• [What the task requires] Pick up the passage on pension insurance where it stops and carry it forward.

• [Extract]

Pension insurance, when defined as a type of retirement plan, is an important means of ensuring that elderly or disabled citizens continue to receive financial benefits. People may be automatically enrolled in a pension plan upon obtaining employment, either through an individual retirement account (IRA), or through taxes levied on all workers to cover a benefit system for the collective group. The general idea of both private and public pension plans is that the worker “pays in” to the system throughout his or her career, so that he or she may be entitled to withdraw from it upon reaching retirement or a certain age.
Individual pension insurance plans allow workers and employers to choose a level of contribution within proscribed limits, while public funds are generally funded through a set tax. A worker generally has much more control over a private pension plan than a public one, though public plans have the advantage of ensuring that even those who worked at low-wage jobs throughout their careers are entitled to some payments.

• [Supplied records]
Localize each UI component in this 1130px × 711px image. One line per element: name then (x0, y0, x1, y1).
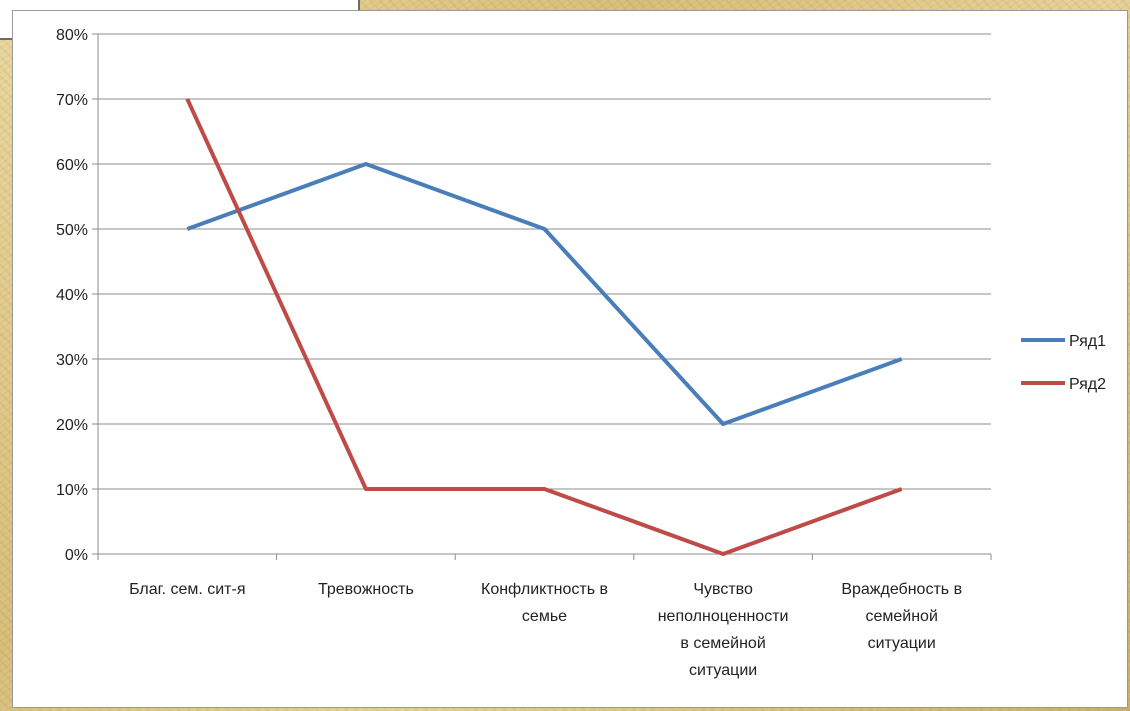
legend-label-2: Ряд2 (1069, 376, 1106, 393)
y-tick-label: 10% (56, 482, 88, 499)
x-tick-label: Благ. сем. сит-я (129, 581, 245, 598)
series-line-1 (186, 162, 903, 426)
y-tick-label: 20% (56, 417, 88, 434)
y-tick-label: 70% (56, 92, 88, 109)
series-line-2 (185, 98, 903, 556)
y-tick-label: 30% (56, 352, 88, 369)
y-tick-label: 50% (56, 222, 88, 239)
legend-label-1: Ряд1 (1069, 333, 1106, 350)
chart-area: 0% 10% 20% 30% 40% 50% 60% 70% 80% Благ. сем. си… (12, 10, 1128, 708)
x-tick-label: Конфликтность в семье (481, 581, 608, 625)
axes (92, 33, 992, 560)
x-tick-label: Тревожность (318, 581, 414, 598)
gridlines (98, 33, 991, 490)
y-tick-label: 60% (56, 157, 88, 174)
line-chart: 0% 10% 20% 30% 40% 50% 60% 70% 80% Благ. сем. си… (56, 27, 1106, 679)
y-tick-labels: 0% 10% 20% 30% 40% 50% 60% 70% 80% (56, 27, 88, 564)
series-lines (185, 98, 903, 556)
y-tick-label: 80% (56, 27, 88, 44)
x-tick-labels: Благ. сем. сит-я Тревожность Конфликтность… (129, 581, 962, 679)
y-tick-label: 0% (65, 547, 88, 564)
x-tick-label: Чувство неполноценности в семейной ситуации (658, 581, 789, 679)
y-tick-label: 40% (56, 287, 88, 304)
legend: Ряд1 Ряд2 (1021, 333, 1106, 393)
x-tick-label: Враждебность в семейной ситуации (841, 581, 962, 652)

• [Task answer]
The second definition of pension insurance refers to a type of insurance plan that gives additional guarantees on pension accounts to the policy holder. Governments and financial institutions often have the ability to borrow from pension schemes to fund other ventures or expenditures; although this “borrowing” mechanism is meant to be safe and temporary, there remains the possibility that an overextended organization could default on its debts, leaving pension plans bankrupt. Just as a bank in crisis may be unable to pay out the accounts of its customers, so, too can a government, or private pension organization, end up unable to repay both its debts and the money “borrowed” from people with pension plans.
A pension insurance plan can help to guarantee that a pensioner receive his or her money, regardless of the financial state of the pension operation. By paying a monthly or annual premium, a person with a pension account can help add an additional level of security to his or her retirement funds by insuring the funds through an outside insurance company. Following the global financial crisis of 2008, and growing concerns in many countries that pension plans are being bankrupted by government borrowing, pension insurance has become a more popular option.